---------- Recorded information

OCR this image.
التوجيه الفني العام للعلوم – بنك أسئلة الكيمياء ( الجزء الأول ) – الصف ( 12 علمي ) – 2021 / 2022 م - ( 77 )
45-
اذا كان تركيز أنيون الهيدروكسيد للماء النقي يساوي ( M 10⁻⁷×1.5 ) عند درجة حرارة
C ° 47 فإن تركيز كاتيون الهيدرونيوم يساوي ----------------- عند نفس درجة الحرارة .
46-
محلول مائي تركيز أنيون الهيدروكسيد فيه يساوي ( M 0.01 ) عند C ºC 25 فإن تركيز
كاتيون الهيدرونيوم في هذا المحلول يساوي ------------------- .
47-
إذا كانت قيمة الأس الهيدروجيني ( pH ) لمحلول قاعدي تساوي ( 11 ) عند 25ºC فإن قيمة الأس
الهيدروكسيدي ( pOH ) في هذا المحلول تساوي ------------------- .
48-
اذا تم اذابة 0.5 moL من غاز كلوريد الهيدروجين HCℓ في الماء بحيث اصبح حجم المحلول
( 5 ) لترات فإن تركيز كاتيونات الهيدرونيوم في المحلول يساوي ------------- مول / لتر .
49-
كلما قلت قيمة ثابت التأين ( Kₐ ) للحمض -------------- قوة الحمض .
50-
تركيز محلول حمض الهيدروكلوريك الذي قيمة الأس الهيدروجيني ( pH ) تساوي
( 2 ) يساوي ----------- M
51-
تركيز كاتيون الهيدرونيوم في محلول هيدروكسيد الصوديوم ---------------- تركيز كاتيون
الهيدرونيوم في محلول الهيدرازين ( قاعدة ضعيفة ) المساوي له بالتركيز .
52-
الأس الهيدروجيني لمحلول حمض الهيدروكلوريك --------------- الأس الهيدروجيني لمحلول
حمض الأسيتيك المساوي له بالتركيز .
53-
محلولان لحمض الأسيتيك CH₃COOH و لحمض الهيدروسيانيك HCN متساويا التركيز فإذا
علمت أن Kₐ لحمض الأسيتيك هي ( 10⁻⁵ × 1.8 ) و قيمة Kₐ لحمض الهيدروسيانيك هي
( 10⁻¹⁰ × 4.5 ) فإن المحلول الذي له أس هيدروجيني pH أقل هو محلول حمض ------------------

--------------------

#### [Goal]
Repeat the whole listing exactly, keeping every line intact.

#### [Exercise output]
OCR this image.
التوجيه الفني العام للعلوم – بنك أسئلة الكيمياء ( الجزء الأول ) – الصف ( 12 علمي ) – 2021 / 2022 م - ( 77 )
45-
اذا كان تركيز أنيون الهيدروكسيد للماء النقي يساوي ( M 10⁻⁷×1.5 ) عند درجة حرارة
C ° 47 فإن تركيز كاتيون الهيدرونيوم يساوي ----------------- عند نفس درجة الحرارة .
46-
محلول مائي تركيز أنيون الهيدروكسيد فيه يساوي ( M 0.01 ) عند C ºC 25 فإن تركيز
كاتيون الهيدرونيوم في هذا المحلول يساوي ------------------- .
47-
إذا كانت قيمة الأس الهيدروجيني ( pH ) لمحلول قاعدي تساوي ( 11 ) عند 25ºC فإن قيمة الأس
الهيدروكسيدي ( pOH ) في هذا المحلول تساوي ------------------- .
48-
اذا تم اذابة 0.5 moL من غاز كلوريد الهيدروجين HCℓ في الماء بحيث اصبح حجم المحلول
( 5 ) لترات فإن تركيز كاتيونات الهيدرونيوم في المحلول يساوي ------------- مول / لتر .
49-
كلما قلت قيمة ثابت التأين ( Kₐ ) للحمض -------------- قوة الحمض .
50-
تركيز محلول حمض الهيدروكلوريك الذي قيمة الأس الهيدروجيني ( pH ) تساوي
( 2 ) يساوي ----------- M
51-
تركيز كاتيون الهيدرونيوم في محلول هيدروكسيد الصوديوم ---------------- تركيز كاتيون
الهيدرونيوم في محلول الهيدرازين ( قاعدة ضعيفة ) المساوي له بالتركيز .
52-
الأس الهيدروجيني لمحلول حمض الهيدروكلوريك --------------- الأس الهيدروجيني لمحلول
حمض الأسيتيك المساوي له بالتركيز .
53-
محلولان لحمض الأسيتيك CH₃COOH و لحمض الهيدروسيانيك HCN متساويا التركيز فإذا
علمت أن Kₐ لحمض الأسيتيك هي ( 10⁻⁵ × 1.8 ) و قيمة Kₐ لحمض الهيدروسيانيك هي
( 10⁻¹⁰ × 4.5 ) فإن المحلول الذي له أس هيدروجيني pH أقل هو محلول حمض ------------------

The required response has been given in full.